- **Goal**: Your task is to transcribe all of the records exactly and leave out the pictures.

- **Data excerpts**:

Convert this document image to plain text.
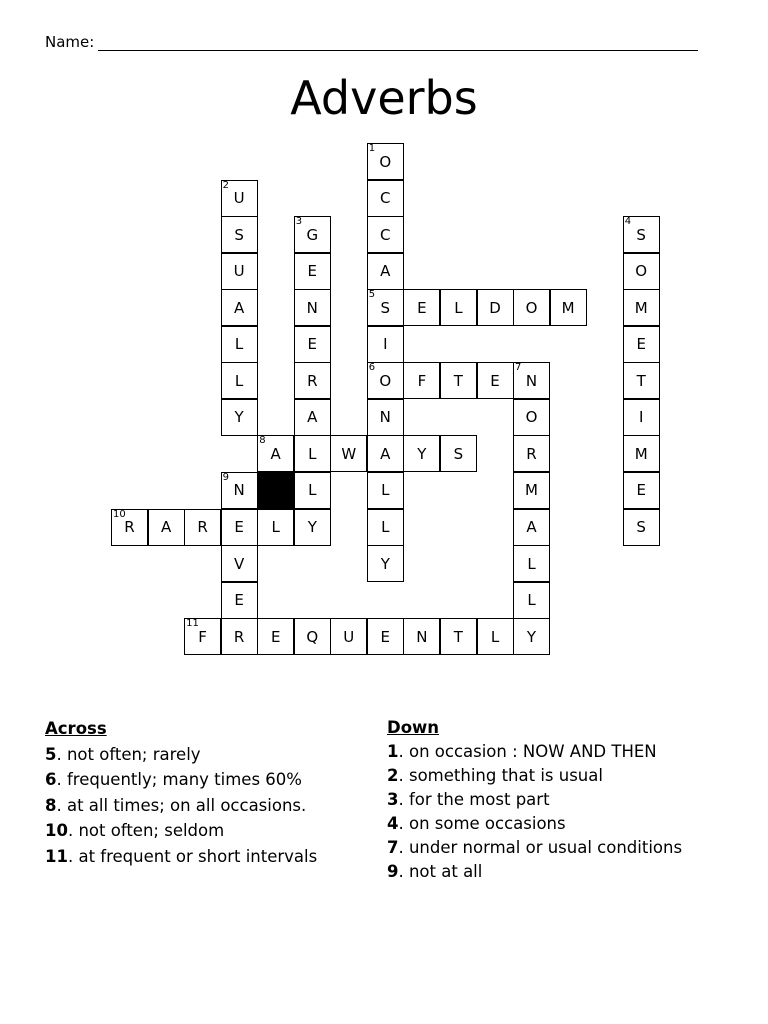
Name:
Adverbs
1
O
2
U	C
S
3
G	C
4
S
U	E	A	O
A	N
5
S E L D O M	M
L	E	I	E
L	R
6
O F T E
7
N	T
Y	A	N	O	I
8
A L W A Y S	R	M
9
N	L	L	M	E
10
R A R E L Y	L	A	S
V	Y	L
E	L
11
F R E Q U E N T L Y
Across
5. not often; rarely
6. frequently; many times 60%
8. at all times; on all occasions.
10. not often; seldom
11. at frequent or short intervals
Down
1. on occasion : NOW AND THEN
2. something that is usual
3. for the most part
4. on some occasions
7. under normal or usual conditions
9. not at all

- **Worked solution**:
Convert this document image to plain text.
Name:
Adverbs
1
O
2
U	C
S
3
G	C
4
S
U	E	A	O
A	N
5
S E L D O M	M
L	E	I	E
L	R
6
O F T E
7
N	T
Y	A	N	O	I
8
A L W A Y S	R	M
9
N	L	L	M	E
10
R A R E L Y	L	A	S
V	Y	L
E	L
11
F R E Q U E N T L Y
Across
5. not often; rarely
6. frequently; many times 60%
8. at all times; on all occasions.
10. not often; seldom
11. at frequent or short intervals
Down
1. on occasion : NOW AND THEN
2. something that is usual
3. for the most part
4. on some occasions
7. under normal or usual conditions
9. not at all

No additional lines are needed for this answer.